Source data.
-- Start --
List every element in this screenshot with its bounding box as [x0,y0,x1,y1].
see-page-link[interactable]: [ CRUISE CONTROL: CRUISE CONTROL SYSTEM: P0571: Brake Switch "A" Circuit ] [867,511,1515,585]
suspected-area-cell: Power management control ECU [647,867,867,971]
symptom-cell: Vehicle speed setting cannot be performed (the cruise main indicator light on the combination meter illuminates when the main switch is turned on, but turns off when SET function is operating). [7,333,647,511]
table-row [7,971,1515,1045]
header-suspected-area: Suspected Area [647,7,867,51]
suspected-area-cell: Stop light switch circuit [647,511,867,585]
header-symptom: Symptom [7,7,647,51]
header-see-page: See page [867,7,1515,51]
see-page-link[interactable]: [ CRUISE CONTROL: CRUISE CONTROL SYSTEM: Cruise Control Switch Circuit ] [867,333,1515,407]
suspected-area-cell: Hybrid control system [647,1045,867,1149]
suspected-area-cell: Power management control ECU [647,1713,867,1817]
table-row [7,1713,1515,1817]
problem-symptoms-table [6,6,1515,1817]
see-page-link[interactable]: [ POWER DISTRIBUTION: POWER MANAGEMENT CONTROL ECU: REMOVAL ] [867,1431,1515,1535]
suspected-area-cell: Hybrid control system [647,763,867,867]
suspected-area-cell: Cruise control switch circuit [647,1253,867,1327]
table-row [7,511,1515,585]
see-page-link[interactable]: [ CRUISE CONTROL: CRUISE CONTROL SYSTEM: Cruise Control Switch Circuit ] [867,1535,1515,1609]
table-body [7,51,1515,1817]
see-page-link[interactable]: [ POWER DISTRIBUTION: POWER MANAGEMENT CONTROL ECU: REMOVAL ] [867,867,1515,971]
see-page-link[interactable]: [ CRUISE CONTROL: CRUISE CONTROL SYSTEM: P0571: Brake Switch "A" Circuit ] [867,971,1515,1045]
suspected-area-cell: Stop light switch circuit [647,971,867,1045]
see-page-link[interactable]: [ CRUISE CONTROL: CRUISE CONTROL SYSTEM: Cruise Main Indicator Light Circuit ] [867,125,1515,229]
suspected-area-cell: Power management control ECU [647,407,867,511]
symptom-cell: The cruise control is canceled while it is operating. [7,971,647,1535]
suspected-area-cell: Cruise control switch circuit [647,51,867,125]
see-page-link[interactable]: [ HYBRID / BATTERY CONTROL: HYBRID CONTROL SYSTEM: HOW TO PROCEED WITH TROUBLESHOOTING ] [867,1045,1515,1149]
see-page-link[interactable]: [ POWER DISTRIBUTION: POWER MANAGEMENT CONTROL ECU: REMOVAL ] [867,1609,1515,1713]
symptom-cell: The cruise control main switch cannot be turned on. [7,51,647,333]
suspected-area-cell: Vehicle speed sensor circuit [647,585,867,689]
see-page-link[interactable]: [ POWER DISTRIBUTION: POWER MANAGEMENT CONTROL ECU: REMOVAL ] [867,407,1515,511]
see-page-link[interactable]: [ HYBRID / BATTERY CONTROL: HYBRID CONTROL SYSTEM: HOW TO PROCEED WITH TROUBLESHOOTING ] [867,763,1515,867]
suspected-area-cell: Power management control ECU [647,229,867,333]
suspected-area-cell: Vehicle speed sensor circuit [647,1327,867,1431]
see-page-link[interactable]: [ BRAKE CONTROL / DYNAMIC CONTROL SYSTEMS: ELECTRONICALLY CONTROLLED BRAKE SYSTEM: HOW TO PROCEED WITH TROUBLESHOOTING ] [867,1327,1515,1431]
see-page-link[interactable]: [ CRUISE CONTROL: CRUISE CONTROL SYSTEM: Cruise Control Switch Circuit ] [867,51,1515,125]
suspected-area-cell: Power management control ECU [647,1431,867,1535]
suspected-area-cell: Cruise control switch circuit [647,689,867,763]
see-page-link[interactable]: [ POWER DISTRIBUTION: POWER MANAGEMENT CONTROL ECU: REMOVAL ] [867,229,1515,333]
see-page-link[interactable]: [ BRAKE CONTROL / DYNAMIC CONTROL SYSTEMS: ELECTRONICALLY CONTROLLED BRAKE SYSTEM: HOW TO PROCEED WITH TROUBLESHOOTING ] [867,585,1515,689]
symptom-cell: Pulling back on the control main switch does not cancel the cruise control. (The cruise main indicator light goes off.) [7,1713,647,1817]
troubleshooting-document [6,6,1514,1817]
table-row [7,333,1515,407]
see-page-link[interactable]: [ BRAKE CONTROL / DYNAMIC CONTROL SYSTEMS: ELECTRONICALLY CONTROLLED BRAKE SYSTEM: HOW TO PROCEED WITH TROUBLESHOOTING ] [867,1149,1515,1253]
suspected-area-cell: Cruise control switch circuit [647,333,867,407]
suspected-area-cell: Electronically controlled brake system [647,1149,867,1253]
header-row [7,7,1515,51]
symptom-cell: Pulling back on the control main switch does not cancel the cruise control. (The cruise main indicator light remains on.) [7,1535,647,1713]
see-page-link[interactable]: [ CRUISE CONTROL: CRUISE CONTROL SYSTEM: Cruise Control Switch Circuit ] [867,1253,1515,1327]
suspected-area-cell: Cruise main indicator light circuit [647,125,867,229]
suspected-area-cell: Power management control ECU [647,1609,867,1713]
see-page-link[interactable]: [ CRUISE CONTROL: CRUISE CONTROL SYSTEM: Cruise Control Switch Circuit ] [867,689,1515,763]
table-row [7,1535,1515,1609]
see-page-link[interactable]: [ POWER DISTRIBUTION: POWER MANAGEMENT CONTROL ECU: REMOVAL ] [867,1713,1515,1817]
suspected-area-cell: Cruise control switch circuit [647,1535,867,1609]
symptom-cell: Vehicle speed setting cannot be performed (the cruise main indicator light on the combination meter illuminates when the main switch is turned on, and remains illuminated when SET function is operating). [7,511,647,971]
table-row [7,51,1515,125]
-- End --
Task goal. Recast the entries as a numbered list, from the first line through the line containing "table-row [7,971,1515,1045]", both included, and leave out any blank lines.

Expected answer.
1. List every element in this screenshot with its bounding box as [x0,y0,x1,y1].
2. see-page-link[interactable]: [ CRUISE CONTROL: CRUISE CONTROL SYSTEM: P0571: Brake Switch "A" Circuit ] [867,511,1515,585]
3. suspected-area-cell: Power management control ECU [647,867,867,971]
4. symptom-cell: Vehicle speed setting cannot be performed (the cruise main indicator light on the combination meter illuminates when the main switch is turned on, but turns off when SET function is operating). [7,333,647,511]
5. table-row [7,971,1515,1045]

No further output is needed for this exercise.